PROBLEM DETAILS => Convert the data below into a Markdown table with two columns, Row and Line: number each non-blank line in order and put its text in Line. Omit the pictures.

RECORDS FOR PROCESSING =>
----

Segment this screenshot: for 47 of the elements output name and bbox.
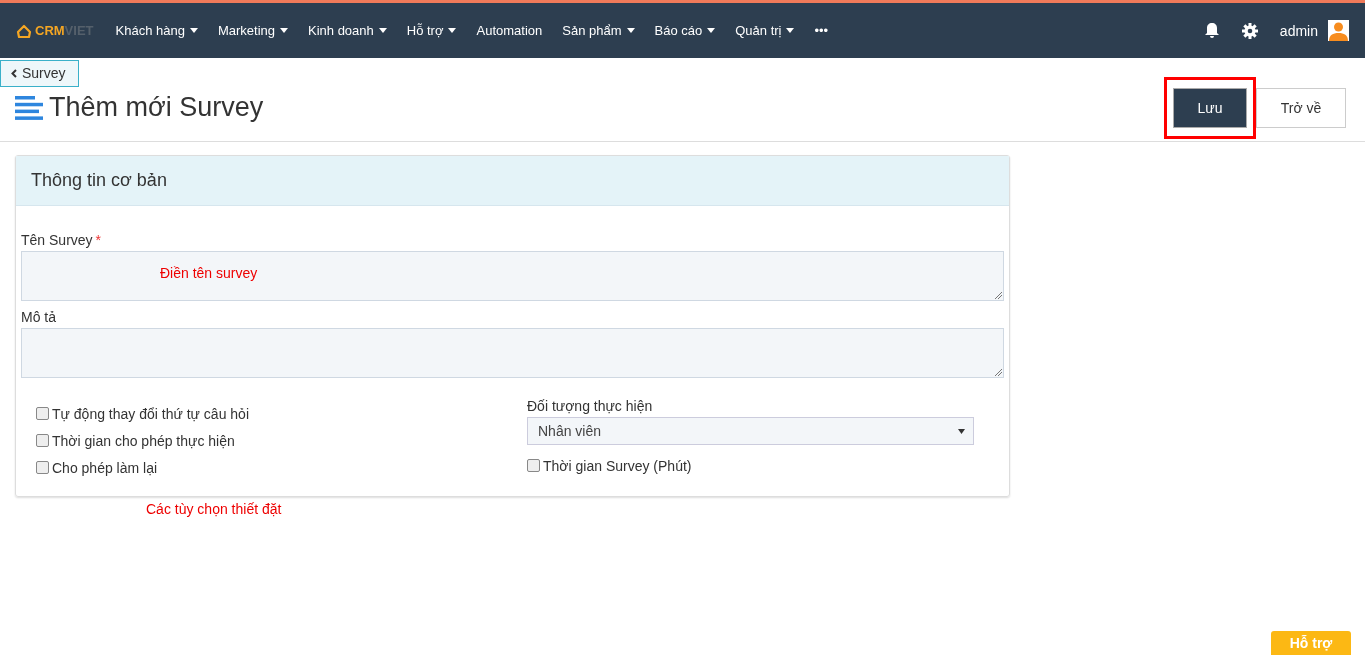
nav-menu-item[interactable]: Báo cáo xyxy=(654,23,716,38)
caret-icon xyxy=(448,28,457,33)
caret-icon xyxy=(786,28,795,33)
checkbox[interactable] xyxy=(36,461,49,474)
nav-menu-item[interactable]: Quản trị xyxy=(735,23,795,38)
checkbox-label: Thời gian Survey (Phút) xyxy=(543,457,692,474)
chevron-left-icon xyxy=(11,68,17,78)
nav-menu-item[interactable]: Khách hàng xyxy=(115,23,198,38)
select-dropdown[interactable]: Nhân viên xyxy=(527,417,974,445)
caret-icon xyxy=(378,28,387,33)
caret-icon xyxy=(189,28,198,33)
annotation-text: Điền tên survey xyxy=(160,265,258,281)
annotation-text: Các tùy chọn thiết đặt xyxy=(146,501,282,517)
avatar-icon[interactable] xyxy=(1328,20,1349,41)
checkbox[interactable] xyxy=(527,459,540,472)
field-label: Đối tượng thực hiện xyxy=(527,398,654,414)
required-mark: * xyxy=(95,232,102,248)
nav-menu-item[interactable]: Marketing xyxy=(217,23,288,38)
nav-menu-item[interactable]: Hỗ trợ xyxy=(406,23,457,38)
settings-icon[interactable] xyxy=(1241,22,1258,39)
nav-menu-item[interactable]: Kinh doanh xyxy=(308,23,387,38)
page-title: Thêm mới Survey xyxy=(49,92,264,123)
caret-icon xyxy=(958,428,965,434)
list-icon xyxy=(15,95,43,120)
field-label: Tên Survey xyxy=(21,232,93,248)
breadcrumb-back-link[interactable]: Survey xyxy=(0,60,79,87)
checkbox[interactable] xyxy=(36,407,49,420)
caret-icon xyxy=(707,28,716,33)
panel-title: Thông tin cơ bản xyxy=(16,156,1009,206)
text-area[interactable]: Điền tên survey xyxy=(21,251,1004,301)
resize-grip-icon xyxy=(995,292,1002,299)
checkbox-label: Cho phép làm lại xyxy=(52,459,158,476)
user-name[interactable]: admin xyxy=(1279,22,1318,39)
caret-icon xyxy=(280,28,288,33)
logo-icon xyxy=(16,23,32,38)
nav-menu-item[interactable]: ••• xyxy=(814,23,829,38)
caret-icon xyxy=(626,28,635,33)
save-button[interactable]: Lưu xyxy=(1173,88,1247,128)
field-label: Mô tả xyxy=(21,309,56,325)
back-button[interactable]: Trở về xyxy=(1256,88,1346,128)
checkbox-label: Tự động thay đổi thứ tự câu hỏi xyxy=(52,405,249,422)
bell-icon[interactable] xyxy=(1203,22,1220,39)
resize-grip-icon xyxy=(995,369,1002,376)
checkbox-label: Thời gian cho phép thực hiện xyxy=(52,432,235,449)
nav-menu-item[interactable]: Automation xyxy=(476,23,543,38)
nav-menu-item[interactable]: Sản phẩm xyxy=(562,23,635,38)
checkbox[interactable] xyxy=(36,434,49,447)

----

WRITTEN ANSWER =>
| Row | Line |
|---|---|
| 1 | Segment this screenshot: for 47 of the elements output name and bbox. |
| 2 | nav-menu-item[interactable]: Báo cáo xyxy=(654,23,716,38) |
| 3 | caret-icon xyxy=(448,28,457,33) |
| 4 | caret-icon xyxy=(786,28,795,33) |
| 5 | checkbox[interactable] xyxy=(36,461,49,474) |
| 6 | nav-menu-item[interactable]: Quản trị xyxy=(735,23,795,38) |
| 7 | checkbox-label: Thời gian Survey (Phút) xyxy=(543,457,692,474) |
| 8 | chevron-left-icon xyxy=(11,68,17,78) |
| 9 | nav-menu-item[interactable]: Khách hàng xyxy=(115,23,198,38) |
| 10 | select-dropdown[interactable]: Nhân viên xyxy=(527,417,974,445) |
| 11 | caret-icon xyxy=(378,28,387,33) |
| 12 | caret-icon xyxy=(189,28,198,33) |
| 13 | annotation-text: Điền tên survey xyxy=(160,265,258,281) |
| 14 | annotation-text: Các tùy chọn thiết đặt xyxy=(146,501,282,517) |
| 15 | avatar-icon[interactable] xyxy=(1328,20,1349,41) |
| 16 | checkbox[interactable] xyxy=(527,459,540,472) |
| 17 | field-label: Đối tượng thực hiện xyxy=(527,398,654,414) |
| 18 | required-mark: * xyxy=(95,232,102,248) |
| 19 | nav-menu-item[interactable]: Marketing xyxy=(217,23,288,38) |
| 20 | nav-menu-item[interactable]: Hỗ trợ xyxy=(406,23,457,38) |
| 21 | settings-icon[interactable] xyxy=(1241,22,1258,39) |
| 22 | nav-menu-item[interactable]: Kinh doanh xyxy=(308,23,387,38) |
| 23 | page-title: Thêm mới Survey xyxy=(49,92,264,123) |
| 24 | caret-icon xyxy=(958,428,965,434) |
| 25 | list-icon xyxy=(15,95,43,120) |
| 26 | field-label: Tên Survey xyxy=(21,232,93,248) |
| 27 | breadcrumb-back-link[interactable]: Survey xyxy=(0,60,79,87) |
| 28 | checkbox[interactable] xyxy=(36,407,49,420) |
| 29 | caret-icon xyxy=(707,28,716,33) |
| 30 | panel-title: Thông tin cơ bản xyxy=(16,156,1009,206) |
| 31 | text-area[interactable]: Điền tên survey xyxy=(21,251,1004,301) |
| 32 | resize-grip-icon xyxy=(995,292,1002,299) |
| 33 | checkbox-label: Cho phép làm lại xyxy=(52,459,158,476) |
| 34 | user-name[interactable]: admin xyxy=(1279,22,1318,39) |
| 35 | caret-icon xyxy=(280,28,288,33) |
| 36 | logo-icon xyxy=(16,23,32,38) |
| 37 | nav-menu-item[interactable]: ••• xyxy=(814,23,829,38) |
| 38 | caret-icon xyxy=(626,28,635,33) |
| 39 | save-button[interactable]: Lưu xyxy=(1173,88,1247,128) |
| 40 | field-label: Mô tả xyxy=(21,309,56,325) |
| 41 | back-button[interactable]: Trở về xyxy=(1256,88,1346,128) |
| 42 | checkbox-label: Tự động thay đổi thứ tự câu hỏi xyxy=(52,405,249,422) |
| 43 | bell-icon[interactable] xyxy=(1203,22,1220,39) |
| 44 | resize-grip-icon xyxy=(995,369,1002,376) |
| 45 | checkbox-label: Thời gian cho phép thực hiện xyxy=(52,432,235,449) |
| 46 | nav-menu-item[interactable]: Automation xyxy=(476,23,543,38) |
| 47 | nav-menu-item[interactable]: Sản phẩm xyxy=(562,23,635,38) |
| 48 | checkbox[interactable] xyxy=(36,434,49,447) |